Stored data entries:
>> START

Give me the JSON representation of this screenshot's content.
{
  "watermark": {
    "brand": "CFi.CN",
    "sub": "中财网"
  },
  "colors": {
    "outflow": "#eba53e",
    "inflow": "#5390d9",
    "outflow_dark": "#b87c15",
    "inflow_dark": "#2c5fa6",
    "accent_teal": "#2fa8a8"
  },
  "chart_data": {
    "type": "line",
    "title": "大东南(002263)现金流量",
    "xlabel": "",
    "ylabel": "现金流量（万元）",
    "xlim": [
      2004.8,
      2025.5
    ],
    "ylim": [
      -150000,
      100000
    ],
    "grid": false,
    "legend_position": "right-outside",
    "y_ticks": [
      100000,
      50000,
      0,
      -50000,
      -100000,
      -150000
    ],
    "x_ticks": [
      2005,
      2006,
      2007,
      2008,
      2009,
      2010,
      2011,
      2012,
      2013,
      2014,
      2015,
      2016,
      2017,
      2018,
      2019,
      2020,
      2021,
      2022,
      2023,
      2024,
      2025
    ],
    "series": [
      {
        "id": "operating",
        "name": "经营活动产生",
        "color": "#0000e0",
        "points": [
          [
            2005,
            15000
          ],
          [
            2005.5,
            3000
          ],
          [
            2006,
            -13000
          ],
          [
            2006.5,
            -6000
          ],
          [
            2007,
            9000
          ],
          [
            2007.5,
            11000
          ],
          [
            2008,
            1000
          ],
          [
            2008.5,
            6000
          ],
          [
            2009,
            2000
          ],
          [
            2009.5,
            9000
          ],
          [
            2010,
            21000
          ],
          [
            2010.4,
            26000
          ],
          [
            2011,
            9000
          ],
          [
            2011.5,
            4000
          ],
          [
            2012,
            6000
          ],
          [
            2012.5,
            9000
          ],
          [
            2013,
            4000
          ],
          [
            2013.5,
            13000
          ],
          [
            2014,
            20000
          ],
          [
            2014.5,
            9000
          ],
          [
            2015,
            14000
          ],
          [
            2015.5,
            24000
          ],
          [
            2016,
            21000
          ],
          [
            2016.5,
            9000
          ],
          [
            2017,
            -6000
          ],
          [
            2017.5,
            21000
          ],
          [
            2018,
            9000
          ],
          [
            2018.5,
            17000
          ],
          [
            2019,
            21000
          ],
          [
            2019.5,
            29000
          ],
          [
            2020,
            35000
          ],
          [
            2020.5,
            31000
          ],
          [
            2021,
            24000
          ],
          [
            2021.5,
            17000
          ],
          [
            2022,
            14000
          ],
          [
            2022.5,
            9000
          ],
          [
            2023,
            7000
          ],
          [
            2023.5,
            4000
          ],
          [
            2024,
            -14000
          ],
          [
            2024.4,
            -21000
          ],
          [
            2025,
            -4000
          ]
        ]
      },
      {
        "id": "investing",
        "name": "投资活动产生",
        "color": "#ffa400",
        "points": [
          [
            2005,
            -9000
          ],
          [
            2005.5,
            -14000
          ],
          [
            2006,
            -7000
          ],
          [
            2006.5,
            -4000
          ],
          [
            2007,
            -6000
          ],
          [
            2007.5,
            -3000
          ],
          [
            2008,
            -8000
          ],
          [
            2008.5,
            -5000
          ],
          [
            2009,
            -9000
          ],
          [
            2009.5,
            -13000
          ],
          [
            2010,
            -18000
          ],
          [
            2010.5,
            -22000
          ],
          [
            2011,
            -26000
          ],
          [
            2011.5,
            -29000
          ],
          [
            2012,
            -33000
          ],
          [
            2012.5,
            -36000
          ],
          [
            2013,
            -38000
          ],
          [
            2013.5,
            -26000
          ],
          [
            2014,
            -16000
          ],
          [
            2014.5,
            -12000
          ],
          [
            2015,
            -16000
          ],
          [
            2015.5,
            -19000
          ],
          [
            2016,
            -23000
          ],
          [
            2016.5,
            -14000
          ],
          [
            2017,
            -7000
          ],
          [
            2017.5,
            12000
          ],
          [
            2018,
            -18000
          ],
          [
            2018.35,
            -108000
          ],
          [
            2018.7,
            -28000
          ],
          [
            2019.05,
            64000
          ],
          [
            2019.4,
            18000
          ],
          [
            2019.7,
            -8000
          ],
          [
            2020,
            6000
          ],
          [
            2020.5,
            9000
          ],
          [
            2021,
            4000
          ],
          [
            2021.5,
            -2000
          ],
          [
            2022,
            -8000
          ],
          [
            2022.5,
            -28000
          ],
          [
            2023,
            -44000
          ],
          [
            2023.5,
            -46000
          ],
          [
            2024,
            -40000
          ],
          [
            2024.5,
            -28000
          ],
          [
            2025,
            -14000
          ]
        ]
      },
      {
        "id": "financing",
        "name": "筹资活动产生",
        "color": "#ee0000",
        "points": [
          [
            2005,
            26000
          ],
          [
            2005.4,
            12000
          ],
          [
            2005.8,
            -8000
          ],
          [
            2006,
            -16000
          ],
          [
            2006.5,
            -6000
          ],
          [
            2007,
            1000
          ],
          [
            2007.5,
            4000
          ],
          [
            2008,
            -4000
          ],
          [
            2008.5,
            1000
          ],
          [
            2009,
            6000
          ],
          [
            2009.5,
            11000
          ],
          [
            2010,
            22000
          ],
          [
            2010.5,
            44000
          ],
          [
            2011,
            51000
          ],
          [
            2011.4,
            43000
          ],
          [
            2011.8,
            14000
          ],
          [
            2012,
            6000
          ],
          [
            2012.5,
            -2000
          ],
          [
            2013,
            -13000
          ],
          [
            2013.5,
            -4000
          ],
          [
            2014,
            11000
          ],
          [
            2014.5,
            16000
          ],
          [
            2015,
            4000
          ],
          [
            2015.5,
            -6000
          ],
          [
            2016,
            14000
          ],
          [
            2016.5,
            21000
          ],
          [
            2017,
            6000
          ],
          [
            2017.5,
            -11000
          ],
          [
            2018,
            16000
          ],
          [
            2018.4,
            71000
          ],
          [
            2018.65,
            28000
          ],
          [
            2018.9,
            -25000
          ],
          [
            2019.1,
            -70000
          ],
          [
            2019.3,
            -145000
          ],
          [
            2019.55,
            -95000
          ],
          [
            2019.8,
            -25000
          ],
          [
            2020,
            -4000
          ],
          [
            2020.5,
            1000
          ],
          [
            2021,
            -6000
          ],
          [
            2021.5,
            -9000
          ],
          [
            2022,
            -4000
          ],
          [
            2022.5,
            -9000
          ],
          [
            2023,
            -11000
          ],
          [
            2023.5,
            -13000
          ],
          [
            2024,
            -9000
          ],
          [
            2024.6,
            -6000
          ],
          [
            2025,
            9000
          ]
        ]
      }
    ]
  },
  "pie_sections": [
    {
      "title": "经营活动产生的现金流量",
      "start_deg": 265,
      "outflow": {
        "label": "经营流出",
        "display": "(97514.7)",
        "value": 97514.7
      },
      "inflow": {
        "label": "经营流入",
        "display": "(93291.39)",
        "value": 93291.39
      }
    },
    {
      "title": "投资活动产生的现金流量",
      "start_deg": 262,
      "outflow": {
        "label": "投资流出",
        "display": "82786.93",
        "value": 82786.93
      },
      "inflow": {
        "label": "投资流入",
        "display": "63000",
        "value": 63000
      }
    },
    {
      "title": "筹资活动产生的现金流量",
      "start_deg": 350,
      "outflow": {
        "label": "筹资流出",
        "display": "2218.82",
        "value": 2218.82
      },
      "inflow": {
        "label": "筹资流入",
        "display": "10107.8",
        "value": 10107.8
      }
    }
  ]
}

>> END

#### WHAT THIS TASK INVOLVES
Where a line contains "name", copy that line.

#### CORRECT RESULT
        "name": "经营活动产生",
        "name": "投资活动产生",
        "name": "筹资活动产生",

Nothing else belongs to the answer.